▸ **Exercise details**: Collect every line of the entries below that contains the string "mins".

▸ **Listed entries**:

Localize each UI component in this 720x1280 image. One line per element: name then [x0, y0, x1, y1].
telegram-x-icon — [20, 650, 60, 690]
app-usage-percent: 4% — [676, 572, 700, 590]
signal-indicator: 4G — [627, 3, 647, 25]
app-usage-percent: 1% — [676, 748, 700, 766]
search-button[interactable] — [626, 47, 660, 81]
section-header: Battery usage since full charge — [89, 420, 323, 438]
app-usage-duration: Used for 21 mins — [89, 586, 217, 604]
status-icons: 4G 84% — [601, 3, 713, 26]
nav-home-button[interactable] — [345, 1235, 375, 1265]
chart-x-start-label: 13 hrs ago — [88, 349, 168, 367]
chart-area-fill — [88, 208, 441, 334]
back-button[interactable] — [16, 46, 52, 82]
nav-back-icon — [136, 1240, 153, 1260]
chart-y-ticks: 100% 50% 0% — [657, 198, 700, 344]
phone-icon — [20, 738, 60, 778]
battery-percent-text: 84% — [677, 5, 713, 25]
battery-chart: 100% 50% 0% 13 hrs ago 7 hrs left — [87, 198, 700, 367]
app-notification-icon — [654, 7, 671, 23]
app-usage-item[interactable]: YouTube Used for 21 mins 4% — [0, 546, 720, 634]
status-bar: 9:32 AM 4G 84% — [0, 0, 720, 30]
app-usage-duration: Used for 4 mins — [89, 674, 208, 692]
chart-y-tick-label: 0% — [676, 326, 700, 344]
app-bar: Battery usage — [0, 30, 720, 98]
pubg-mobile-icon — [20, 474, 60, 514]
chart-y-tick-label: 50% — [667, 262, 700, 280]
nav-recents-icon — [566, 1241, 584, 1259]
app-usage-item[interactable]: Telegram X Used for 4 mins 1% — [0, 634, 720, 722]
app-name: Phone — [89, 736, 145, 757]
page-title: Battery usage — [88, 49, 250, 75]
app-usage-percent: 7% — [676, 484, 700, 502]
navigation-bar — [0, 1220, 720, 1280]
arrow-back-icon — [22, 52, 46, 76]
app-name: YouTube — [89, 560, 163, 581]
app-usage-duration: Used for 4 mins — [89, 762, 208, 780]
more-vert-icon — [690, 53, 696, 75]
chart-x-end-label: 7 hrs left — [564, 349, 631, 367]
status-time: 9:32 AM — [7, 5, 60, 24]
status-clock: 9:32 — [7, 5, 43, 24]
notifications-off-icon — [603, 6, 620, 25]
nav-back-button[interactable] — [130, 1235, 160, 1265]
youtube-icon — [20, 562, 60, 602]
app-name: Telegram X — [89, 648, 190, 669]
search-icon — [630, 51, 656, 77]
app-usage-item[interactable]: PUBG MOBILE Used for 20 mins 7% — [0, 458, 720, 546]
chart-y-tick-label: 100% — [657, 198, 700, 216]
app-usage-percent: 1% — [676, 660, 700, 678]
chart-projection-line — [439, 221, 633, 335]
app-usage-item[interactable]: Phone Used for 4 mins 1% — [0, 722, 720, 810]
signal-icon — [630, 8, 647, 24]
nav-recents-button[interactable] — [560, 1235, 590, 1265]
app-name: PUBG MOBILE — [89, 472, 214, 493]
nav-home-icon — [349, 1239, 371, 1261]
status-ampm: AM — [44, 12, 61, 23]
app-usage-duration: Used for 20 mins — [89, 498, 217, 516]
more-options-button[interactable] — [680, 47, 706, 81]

▸ **Answer to the task**:
app-usage-duration: Used for 21 mins — [89, 586, 217, 604]
app-usage-item[interactable]: YouTube Used for 21 mins 4% — [0, 546, 720, 634]
app-usage-duration: Used for 4 mins — [89, 674, 208, 692]
app-usage-item[interactable]: Telegram X Used for 4 mins 1% — [0, 634, 720, 722]
app-usage-duration: Used for 4 mins — [89, 762, 208, 780]
app-usage-item[interactable]: PUBG MOBILE Used for 20 mins 7% — [0, 458, 720, 546]
app-usage-item[interactable]: Phone Used for 4 mins 1% — [0, 722, 720, 810]
app-usage-duration: Used for 20 mins — [89, 498, 217, 516]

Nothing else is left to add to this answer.